### TASK DETAILS
The full listing is to be transcribed exactly, with each picture left out.

### INPUT RECORDS
*** Block opens ***
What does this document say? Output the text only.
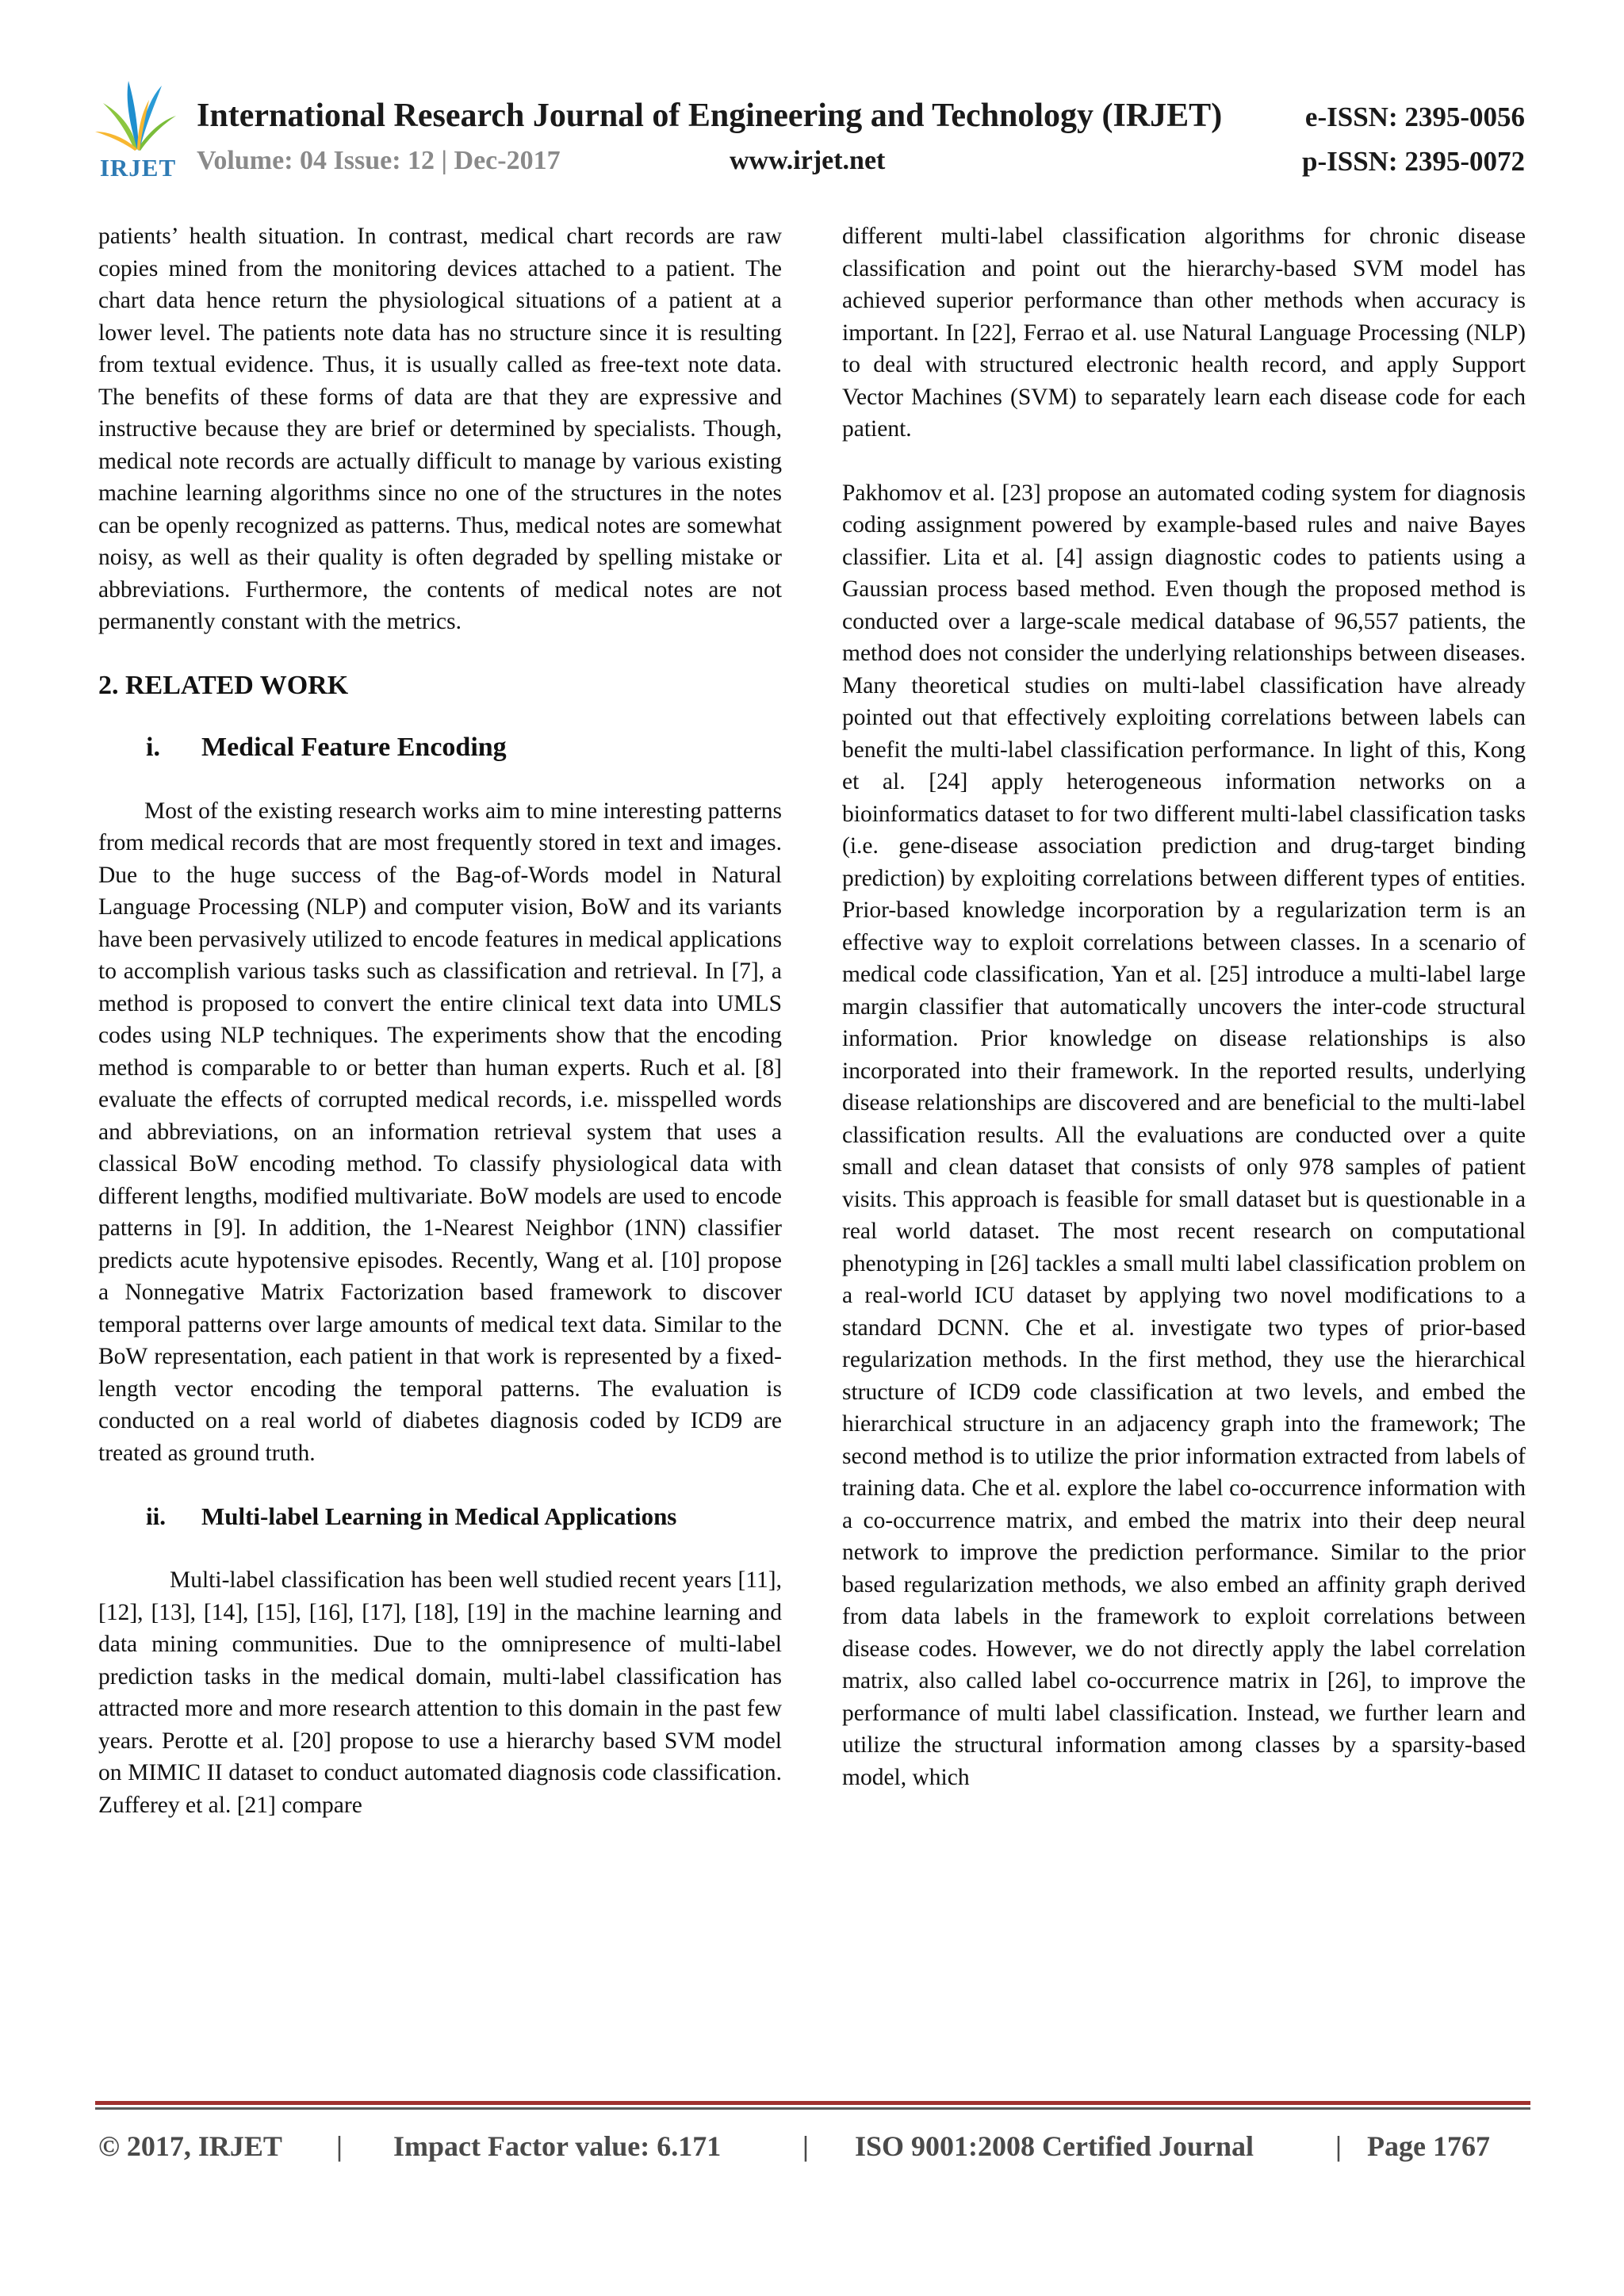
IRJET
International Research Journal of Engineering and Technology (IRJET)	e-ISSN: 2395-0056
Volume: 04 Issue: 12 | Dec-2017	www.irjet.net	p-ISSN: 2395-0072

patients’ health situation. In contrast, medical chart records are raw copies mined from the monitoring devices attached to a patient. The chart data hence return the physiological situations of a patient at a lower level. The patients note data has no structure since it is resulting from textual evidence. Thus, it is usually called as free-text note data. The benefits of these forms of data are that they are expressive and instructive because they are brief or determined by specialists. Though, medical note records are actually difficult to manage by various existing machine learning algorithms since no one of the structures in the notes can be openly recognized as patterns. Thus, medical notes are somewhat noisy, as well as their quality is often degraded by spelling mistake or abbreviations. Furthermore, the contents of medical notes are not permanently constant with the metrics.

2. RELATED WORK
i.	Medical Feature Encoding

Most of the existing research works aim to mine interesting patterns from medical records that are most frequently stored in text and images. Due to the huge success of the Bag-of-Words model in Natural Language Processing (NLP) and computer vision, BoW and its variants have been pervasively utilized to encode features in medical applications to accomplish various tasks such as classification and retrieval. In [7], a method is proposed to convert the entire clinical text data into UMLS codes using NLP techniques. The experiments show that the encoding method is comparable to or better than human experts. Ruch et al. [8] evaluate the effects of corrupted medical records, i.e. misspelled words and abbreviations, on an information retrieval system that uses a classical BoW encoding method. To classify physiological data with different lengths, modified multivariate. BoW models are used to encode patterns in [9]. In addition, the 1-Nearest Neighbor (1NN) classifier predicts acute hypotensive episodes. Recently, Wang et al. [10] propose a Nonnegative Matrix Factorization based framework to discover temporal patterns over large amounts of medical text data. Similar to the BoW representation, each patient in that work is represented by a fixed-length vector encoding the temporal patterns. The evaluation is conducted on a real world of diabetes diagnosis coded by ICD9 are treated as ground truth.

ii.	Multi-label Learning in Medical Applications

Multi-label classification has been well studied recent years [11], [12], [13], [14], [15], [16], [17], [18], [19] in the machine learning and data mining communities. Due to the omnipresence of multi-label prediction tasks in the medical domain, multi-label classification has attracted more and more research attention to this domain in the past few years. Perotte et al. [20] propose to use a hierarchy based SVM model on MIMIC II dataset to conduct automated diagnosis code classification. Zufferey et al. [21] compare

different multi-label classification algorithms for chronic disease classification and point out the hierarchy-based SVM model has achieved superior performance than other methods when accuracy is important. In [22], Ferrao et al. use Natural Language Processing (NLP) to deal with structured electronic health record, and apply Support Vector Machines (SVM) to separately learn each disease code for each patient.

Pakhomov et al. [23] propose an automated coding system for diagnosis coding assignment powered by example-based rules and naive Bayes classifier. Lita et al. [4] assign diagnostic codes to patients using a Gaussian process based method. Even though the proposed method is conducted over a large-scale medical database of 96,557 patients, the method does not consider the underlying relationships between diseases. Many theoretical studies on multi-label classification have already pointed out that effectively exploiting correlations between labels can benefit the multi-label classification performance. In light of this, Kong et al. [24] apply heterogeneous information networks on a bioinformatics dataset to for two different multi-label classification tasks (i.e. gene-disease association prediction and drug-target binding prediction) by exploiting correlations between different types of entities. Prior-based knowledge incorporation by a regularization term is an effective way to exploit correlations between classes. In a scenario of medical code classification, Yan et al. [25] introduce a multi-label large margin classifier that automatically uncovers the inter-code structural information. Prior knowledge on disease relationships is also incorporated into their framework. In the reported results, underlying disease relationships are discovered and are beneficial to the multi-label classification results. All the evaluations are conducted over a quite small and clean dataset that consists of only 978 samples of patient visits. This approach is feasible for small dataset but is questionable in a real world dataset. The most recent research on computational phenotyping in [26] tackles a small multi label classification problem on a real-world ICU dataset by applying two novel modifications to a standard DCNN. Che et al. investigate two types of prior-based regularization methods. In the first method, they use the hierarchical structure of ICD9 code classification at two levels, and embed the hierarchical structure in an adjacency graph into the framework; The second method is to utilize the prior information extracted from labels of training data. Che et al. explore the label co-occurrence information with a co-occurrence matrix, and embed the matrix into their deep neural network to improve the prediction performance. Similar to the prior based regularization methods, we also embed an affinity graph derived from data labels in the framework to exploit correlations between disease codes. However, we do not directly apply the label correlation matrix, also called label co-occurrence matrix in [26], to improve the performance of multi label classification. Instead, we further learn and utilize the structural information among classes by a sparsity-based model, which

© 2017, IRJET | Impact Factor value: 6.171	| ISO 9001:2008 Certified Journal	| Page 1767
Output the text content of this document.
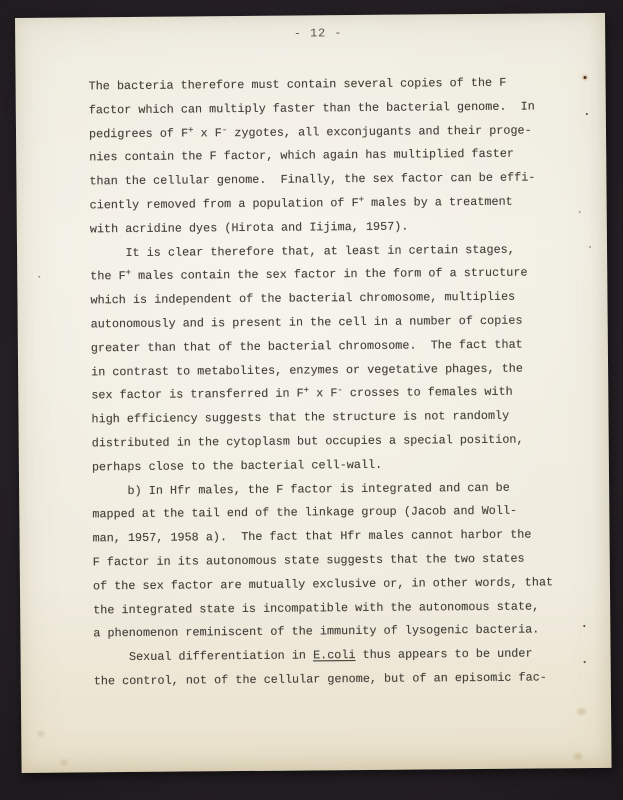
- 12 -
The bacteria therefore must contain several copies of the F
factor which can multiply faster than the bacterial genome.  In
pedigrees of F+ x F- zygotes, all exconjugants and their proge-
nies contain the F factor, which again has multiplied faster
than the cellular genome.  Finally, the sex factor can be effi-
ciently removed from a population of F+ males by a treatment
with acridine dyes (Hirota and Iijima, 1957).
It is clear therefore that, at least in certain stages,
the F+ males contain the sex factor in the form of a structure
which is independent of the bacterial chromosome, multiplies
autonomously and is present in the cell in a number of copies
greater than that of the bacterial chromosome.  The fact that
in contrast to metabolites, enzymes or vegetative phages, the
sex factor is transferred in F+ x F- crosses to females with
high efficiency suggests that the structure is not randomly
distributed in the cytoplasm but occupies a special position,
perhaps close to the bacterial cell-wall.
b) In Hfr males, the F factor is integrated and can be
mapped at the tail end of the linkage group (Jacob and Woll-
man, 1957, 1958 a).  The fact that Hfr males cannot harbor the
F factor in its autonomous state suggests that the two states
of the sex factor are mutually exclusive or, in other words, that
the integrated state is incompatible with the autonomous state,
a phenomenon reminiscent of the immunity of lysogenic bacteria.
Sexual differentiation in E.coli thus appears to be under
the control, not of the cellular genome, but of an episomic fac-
*** Block closes ***
### THE COMPLETED TASK
What does this document say? Output the text only.
IRJET
International Research Journal of Engineering and Technology (IRJET)	e-ISSN: 2395-0056
Volume: 04 Issue: 12 | Dec-2017	www.irjet.net	p-ISSN: 2395-0072

patients’ health situation. In contrast, medical chart records are raw copies mined from the monitoring devices attached to a patient. The chart data hence return the physiological situations of a patient at a lower level. The patients note data has no structure since it is resulting from textual evidence. Thus, it is usually called as free-text note data. The benefits of these forms of data are that they are expressive and instructive because they are brief or determined by specialists. Though, medical note records are actually difficult to manage by various existing machine learning algorithms since no one of the structures in the notes can be openly recognized as patterns. Thus, medical notes are somewhat noisy, as well as their quality is often degraded by spelling mistake or abbreviations. Furthermore, the contents of medical notes are not permanently constant with the metrics.

2. RELATED WORK
i.	Medical Feature Encoding

Most of the existing research works aim to mine interesting patterns from medical records that are most frequently stored in text and images. Due to the huge success of the Bag-of-Words model in Natural Language Processing (NLP) and computer vision, BoW and its variants have been pervasively utilized to encode features in medical applications to accomplish various tasks such as classification and retrieval. In [7], a method is proposed to convert the entire clinical text data into UMLS codes using NLP techniques. The experiments show that the encoding method is comparable to or better than human experts. Ruch et al. [8] evaluate the effects of corrupted medical records, i.e. misspelled words and abbreviations, on an information retrieval system that uses a classical BoW encoding method. To classify physiological data with different lengths, modified multivariate. BoW models are used to encode patterns in [9]. In addition, the 1-Nearest Neighbor (1NN) classifier predicts acute hypotensive episodes. Recently, Wang et al. [10] propose a Nonnegative Matrix Factorization based framework to discover temporal patterns over large amounts of medical text data. Similar to the BoW representation, each patient in that work is represented by a fixed-length vector encoding the temporal patterns. The evaluation is conducted on a real world of diabetes diagnosis coded by ICD9 are treated as ground truth.

ii.	Multi-label Learning in Medical Applications

Multi-label classification has been well studied recent years [11], [12], [13], [14], [15], [16], [17], [18], [19] in the machine learning and data mining communities. Due to the omnipresence of multi-label prediction tasks in the medical domain, multi-label classification has attracted more and more research attention to this domain in the past few years. Perotte et al. [20] propose to use a hierarchy based SVM model on MIMIC II dataset to conduct automated diagnosis code classification. Zufferey et al. [21] compare

different multi-label classification algorithms for chronic disease classification and point out the hierarchy-based SVM model has achieved superior performance than other methods when accuracy is important. In [22], Ferrao et al. use Natural Language Processing (NLP) to deal with structured electronic health record, and apply Support Vector Machines (SVM) to separately learn each disease code for each patient.

Pakhomov et al. [23] propose an automated coding system for diagnosis coding assignment powered by example-based rules and naive Bayes classifier. Lita et al. [4] assign diagnostic codes to patients using a Gaussian process based method. Even though the proposed method is conducted over a large-scale medical database of 96,557 patients, the method does not consider the underlying relationships between diseases. Many theoretical studies on multi-label classification have already pointed out that effectively exploiting correlations between labels can benefit the multi-label classification performance. In light of this, Kong et al. [24] apply heterogeneous information networks on a bioinformatics dataset to for two different multi-label classification tasks (i.e. gene-disease association prediction and drug-target binding prediction) by exploiting correlations between different types of entities. Prior-based knowledge incorporation by a regularization term is an effective way to exploit correlations between classes. In a scenario of medical code classification, Yan et al. [25] introduce a multi-label large margin classifier that automatically uncovers the inter-code structural information. Prior knowledge on disease relationships is also incorporated into their framework. In the reported results, underlying disease relationships are discovered and are beneficial to the multi-label classification results. All the evaluations are conducted over a quite small and clean dataset that consists of only 978 samples of patient visits. This approach is feasible for small dataset but is questionable in a real world dataset. The most recent research on computational phenotyping in [26] tackles a small multi label classification problem on a real-world ICU dataset by applying two novel modifications to a standard DCNN. Che et al. investigate two types of prior-based regularization methods. In the first method, they use the hierarchical structure of ICD9 code classification at two levels, and embed the hierarchical structure in an adjacency graph into the framework; The second method is to utilize the prior information extracted from labels of training data. Che et al. explore the label co-occurrence information with a co-occurrence matrix, and embed the matrix into their deep neural network to improve the prediction performance. Similar to the prior based regularization methods, we also embed an affinity graph derived from data labels in the framework to exploit correlations between disease codes. However, we do not directly apply the label correlation matrix, also called label co-occurrence matrix in [26], to improve the performance of multi label classification. Instead, we further learn and utilize the structural information among classes by a sparsity-based model, which

© 2017, IRJET | Impact Factor value: 6.171	| ISO 9001:2008 Certified Journal	| Page 1767
Output the text content of this document.
- 12 -
The bacteria therefore must contain several copies of the F
factor which can multiply faster than the bacterial genome.  In
pedigrees of F+ x F- zygotes, all exconjugants and their proge-
nies contain the F factor, which again has multiplied faster
than the cellular genome.  Finally, the sex factor can be effi-
ciently removed from a population of F+ males by a treatment
with acridine dyes (Hirota and Iijima, 1957).
It is clear therefore that, at least in certain stages,
the F+ males contain the sex factor in the form of a structure
which is independent of the bacterial chromosome, multiplies
autonomously and is present in the cell in a number of copies
greater than that of the bacterial chromosome.  The fact that
in contrast to metabolites, enzymes or vegetative phages, the
sex factor is transferred in F+ x F- crosses to females with
high efficiency suggests that the structure is not randomly
distributed in the cytoplasm but occupies a special position,
perhaps close to the bacterial cell-wall.
b) In Hfr males, the F factor is integrated and can be
mapped at the tail end of the linkage group (Jacob and Woll-
man, 1957, 1958 a).  The fact that Hfr males cannot harbor the
F factor in its autonomous state suggests that the two states
of the sex factor are mutually exclusive or, in other words, that
the integrated state is incompatible with the autonomous state,
a phenomenon reminiscent of the immunity of lysogenic bacteria.
Sexual differentiation in E.coli thus appears to be under
the control, not of the cellular genome, but of an episomic fac-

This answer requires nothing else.